+++ RECORDS FOR THE TASK

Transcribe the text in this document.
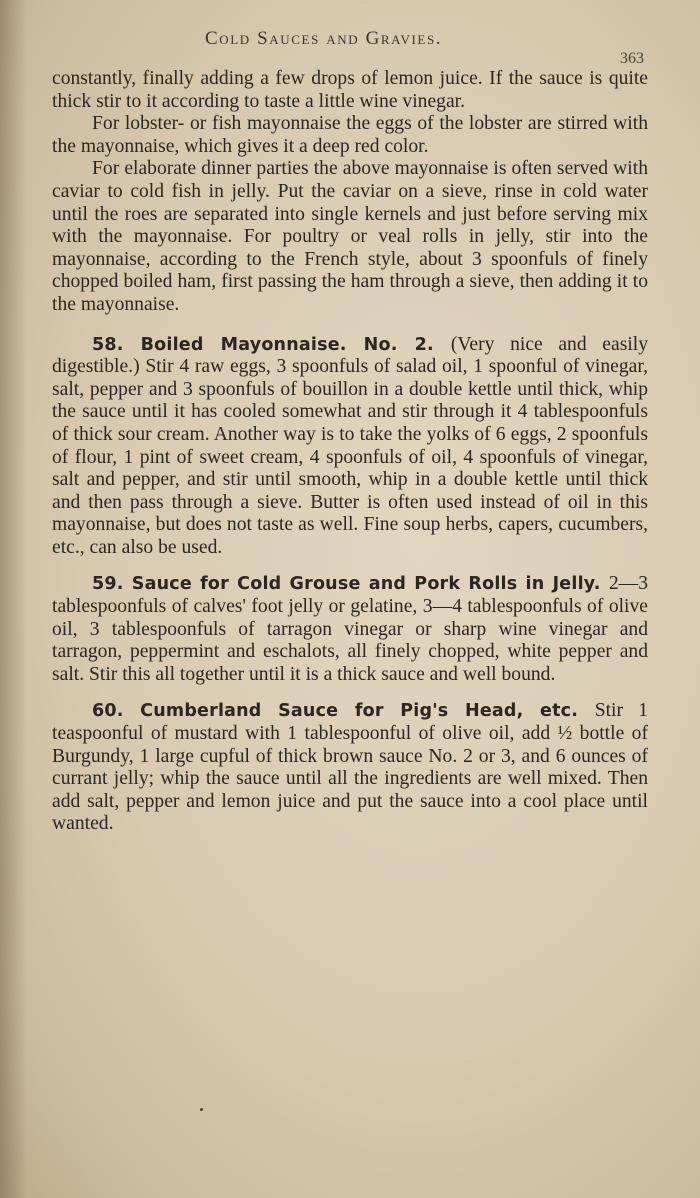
Cold Sauces and Gravies.
363

constantly, finally adding a few drops of lemon juice. If the sauce is quite thick stir to it according to taste a little wine vinegar.

For lobster- or fish mayonnaise the eggs of the lobster are stirred with the mayonnaise, which gives it a deep red color.

For elaborate dinner parties the above mayonnaise is often served with caviar to cold fish in jelly. Put the caviar on a sieve, rinse in cold water until the roes are separated into single kernels and just before serving mix with the mayonnaise. For poultry or veal rolls in jelly, stir into the mayonnaise, according to the French style, about 3 spoonfuls of finely chopped boiled ham, first passing the ham through a sieve, then adding it to the mayonnaise.

58. Boiled Mayonnaise. No. 2. (Very nice and easily digestible.) Stir 4 raw eggs, 3 spoonfuls of salad oil, 1 spoonful of vinegar, salt, pepper and 3 spoonfuls of bouillon in a double kettle until thick, whip the sauce until it has cooled somewhat and stir through it 4 tablespoonfuls of thick sour cream. Another way is to take the yolks of 6 eggs, 2 spoonfuls of flour, 1 pint of sweet cream, 4 spoonfuls of oil, 4 spoonfuls of vinegar, salt and pepper, and stir until smooth, whip in a double kettle until thick and then pass through a sieve. Butter is often used instead of oil in this mayonnaise, but does not taste as well. Fine soup herbs, capers, cucumbers, etc., can also be used.

59. Sauce for Cold Grouse and Pork Rolls in Jelly. 2—3 tablespoonfuls of calves' foot jelly or gelatine, 3—4 tablespoonfuls of olive oil, 3 tablespoonfuls of tarragon vinegar or sharp wine vinegar and tarragon, peppermint and eschalots, all finely chopped, white pepper and salt. Stir this all together until it is a thick sauce and well bound.

60. Cumberland Sauce for Pig's Head, etc. Stir 1 teaspoonful of mustard with 1 tablespoonful of olive oil, add ½ bottle of Burgundy, 1 large cupful of thick brown sauce No. 2 or 3, and 6 ounces of currant jelly; whip the sauce until all the ingredients are well mixed. Then add salt, pepper and lemon juice and put the sauce into a cool place until wanted.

++++++

### REQUIRED TASK
Only the count is needed: the number of lines in the data that include the word "whip".

### SOLUTION BELOW
2